Случилось сие ненарочным образом. Однажды повстречался я с ним не один, а идучи вместе с помянутым господином Орловым, графом Швериным и еще одним нашим поручиком, человеком богатым и также весьма любопытным и великим охотником до наук, называющимся Федором Богдановичем Пассеком. Господам сим был он более знаком, нежели мне, а особливо графу Шверину. Сей последний не успел его завидеть, как, протягивая ему руку, возопил:

— Ах, господин полковник! Милая, любезная старина! Все ли вы находитесь еще в добром здоровье? Так давно уже об вас не слыхать, — продолжал он, пожимая ему руку. — Все ли вы еще живы? Все ли по-прежнему упражняетесь в своих хитростях и искусствах? В добром ли здоровье все ваши машины и инструменты?

Старичок усмехнулся на сие, пожал дружески графу руку и сказал:

— В добром, в добром, господин граф! И все к вашим услугам.

— О, когда так, — подхватил граф, — то не можно ли опять сделать мне удовольствие и показать ваши упражнения? У нас есть, сударь, люди, — продолжал граф, — которые охотно хотели б оные видеть.

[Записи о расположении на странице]
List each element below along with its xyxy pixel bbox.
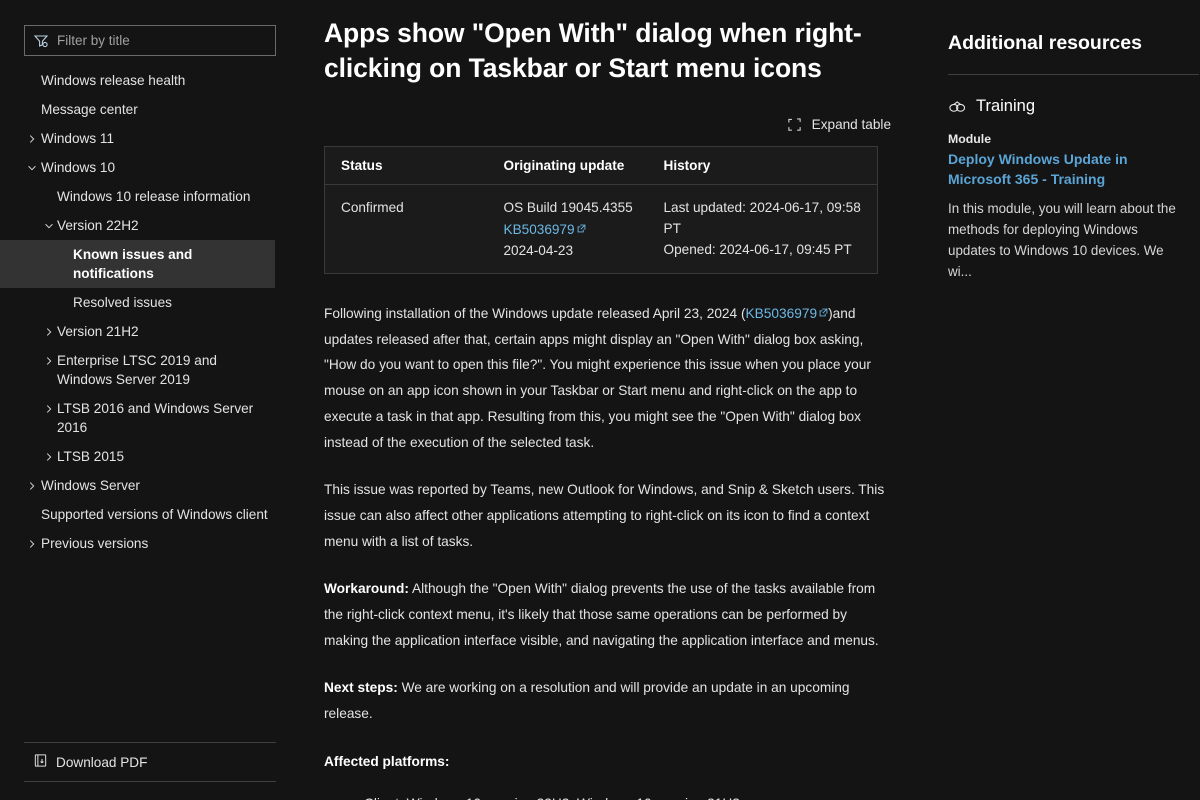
expand-table-row: Expand table: [324, 114, 892, 135]
sidebar-item-label: Windows 11: [41, 131, 115, 146]
history-opened: Opened: 2024-06-17, 09:45 PT: [663, 242, 852, 257]
sidebar-item-version-21h2[interactable]: Version 21H2: [0, 317, 300, 346]
app-root: Windows release health Message center Wind…: [0, 0, 1200, 800]
sidebar-item-label: Previous versions: [41, 536, 149, 551]
sidebar-item-ltsb-2015[interactable]: LTSB 2015: [0, 442, 300, 471]
chevron-down-icon[interactable]: [26, 158, 37, 177]
filter-input[interactable]: [57, 31, 267, 50]
download-pdf-button[interactable]: Download PDF: [24, 753, 276, 771]
download-pdf-label: Download PDF: [56, 754, 148, 770]
paragraph-affected-platforms: Affected platforms:: [324, 749, 892, 775]
sidebar-item-label: Message center: [41, 102, 138, 117]
sidebar-item-label: Windows Server: [41, 478, 140, 493]
p1-pre: Following installation of the Windows up…: [324, 306, 746, 321]
table-header-row: Status Originating update History: [324, 146, 878, 185]
sidebar-item-label: Version 21H2: [57, 324, 139, 339]
sidebar-item-label: LTSB 2016 and Windows Server 2016: [57, 401, 254, 435]
left-sidebar: Windows release health Message center Wind…: [0, 0, 300, 800]
rail-divider: [948, 74, 1199, 75]
pdf-download-icon: [33, 753, 48, 771]
chevron-right-icon[interactable]: [43, 322, 54, 341]
sidebar-item-label: Version 22H2: [57, 218, 139, 233]
chevron-down-icon[interactable]: [43, 216, 54, 235]
sidebar-item-resolved-issues[interactable]: Resolved issues: [0, 288, 300, 317]
sidebar-item-windows-server[interactable]: Windows Server: [0, 471, 300, 500]
sidebar-item-version-22h2[interactable]: Version 22H2: [0, 211, 300, 240]
sidebar-item-windows-10[interactable]: Windows 10: [0, 153, 300, 182]
sidebar-item-label: Windows 10 release information: [57, 189, 251, 204]
chevron-right-icon[interactable]: [43, 447, 54, 466]
chevron-right-icon[interactable]: [43, 351, 54, 370]
p1-post: )and updates released after that, certai…: [324, 306, 871, 450]
table-header-originating-update: Originating update: [487, 146, 648, 185]
sidebar-item-windows-10-release-information[interactable]: Windows 10 release information: [0, 182, 300, 211]
paragraph-reported-by: This issue was reported by Teams, new Ou…: [324, 482, 885, 549]
sidebar-item-label: Windows 10: [41, 160, 116, 175]
sidebar-item-label: Resolved issues: [73, 295, 172, 310]
kb-link-table-label: KB5036979: [503, 222, 575, 237]
next-steps-text: We are working on a resolution and will …: [324, 680, 850, 722]
sidebar-item-ltsb-2016-and-windows-server-2016[interactable]: LTSB 2016 and Windows Server 2016: [0, 394, 300, 442]
cell-originating-update: OS Build 19045.4355 KB5036979 2024-04-23: [488, 185, 648, 274]
table-header-history: History: [647, 146, 878, 185]
rail-section-label: Training: [976, 97, 1035, 115]
sidebar-item-label: Windows release health: [41, 73, 186, 88]
rail-title: Additional resources: [948, 32, 1142, 54]
issue-table: Status Originating update History Confir…: [324, 146, 878, 274]
workaround-label: Workaround:: [324, 581, 409, 597]
filter-icon: [33, 33, 49, 49]
sidebar-item-message-center[interactable]: Message center: [0, 95, 300, 124]
rail-module-description: In this module, you will learn about the…: [948, 201, 1176, 279]
kb-link-inline[interactable]: KB5036979: [746, 306, 829, 321]
list-item: Client: Windows 10, version 22H2; Window…: [364, 791, 892, 800]
sidebar-item-windows-release-health[interactable]: Windows release health: [0, 66, 300, 95]
paragraph-description: Following installation of the Windows up…: [324, 300, 892, 455]
training-icon: [948, 97, 967, 116]
sidebar-nav: Windows release health Message center Wind…: [0, 66, 300, 558]
paragraph-workaround: Workaround: Although the "Open With" dia…: [324, 576, 892, 653]
table-header-status: Status: [324, 146, 488, 185]
sidebar-item-supported-versions-of-windows-client[interactable]: Supported versions of Windows client: [0, 500, 300, 529]
chevron-right-icon[interactable]: [26, 476, 37, 495]
chevron-right-icon[interactable]: [26, 534, 37, 553]
history-last-updated: Last updated: 2024-06-17, 09:58 PT: [663, 200, 861, 236]
external-link-icon: [819, 300, 828, 317]
rail-module-link[interactable]: Deploy Windows Update in Microsoft 365 -…: [948, 149, 1176, 189]
cell-status: Confirmed: [341, 200, 404, 215]
chevron-right-icon[interactable]: [26, 129, 37, 148]
rail-section-training: Training: [948, 97, 1176, 116]
sidebar-item-label: LTSB 2015: [57, 449, 125, 464]
filter-box[interactable]: [24, 25, 276, 56]
paragraph-next-steps: Next steps: We are working on a resoluti…: [324, 675, 892, 726]
kb-link-table[interactable]: KB5036979: [504, 222, 586, 237]
originating-date: 2024-04-23: [503, 243, 574, 258]
chevron-right-icon[interactable]: [43, 399, 54, 418]
expand-icon: [787, 117, 802, 132]
sidebar-item-known-issues-and-notifications[interactable]: Known issues and notifications: [0, 240, 275, 288]
cell-history: Last updated: 2024-06-17, 09:58 PT Opene…: [648, 185, 878, 274]
expand-table-button[interactable]: Expand table: [786, 114, 892, 135]
expand-table-label: Expand table: [811, 117, 891, 132]
sidebar-item-label: Supported versions of Windows client: [41, 507, 268, 522]
external-link-icon: [577, 218, 586, 233]
sidebar-item-label: Enterprise LTSC 2019 and Windows Server …: [57, 353, 217, 387]
next-steps-label: Next steps:: [324, 680, 398, 696]
table-head: Status Originating update History: [324, 146, 878, 185]
table-row: Confirmed OS Build 19045.4355 KB5036979 …: [325, 185, 878, 274]
affected-platforms-list: Client: Windows 10, version 22H2; Window…: [324, 791, 892, 800]
kb-link-inline-label: KB5036979: [745, 306, 818, 321]
rail-kicker: Module: [948, 132, 992, 146]
sidebar-item-windows-11[interactable]: Windows 11: [0, 124, 300, 153]
download-pdf-container: Download PDF: [24, 742, 276, 782]
sidebar-item-previous-versions[interactable]: Previous versions: [0, 529, 300, 558]
right-rail: Additional resources Training Module Dep…: [924, 0, 1200, 800]
main-content: Apps show "Open With" dialog when right-…: [300, 0, 924, 800]
os-build-text: OS Build 19045.4355: [503, 200, 633, 215]
table-body: Confirmed OS Build 19045.4355 KB5036979 …: [325, 185, 878, 274]
page-title: Apps show "Open With" dialog when right-…: [324, 18, 862, 83]
sidebar-item-label: Known issues and notifications: [73, 247, 193, 281]
sidebar-item-enterprise-ltsc-2019-and-windows-server-2019[interactable]: Enterprise LTSC 2019 and Windows Server …: [0, 346, 300, 394]
affected-platforms-label: Affected platforms:: [324, 753, 450, 769]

Задание:
Перепишите из отрывка без изменений кусок от слов «Старичок усмехнулся на» до слов «б оные видеть.» включительно.

Полный ответ:
Старичок усмехнулся на сие, пожал дружески графу руку и сказал:

— В добром, в добром, господин граф! И все к вашим услугам.

— О, когда так, — подхватил граф, — то не можно ли опять сделать мне удовольствие и показать ваши упражнения? У нас есть, сударь, люди, — продолжал граф, — которые охотно хотели б оные видеть.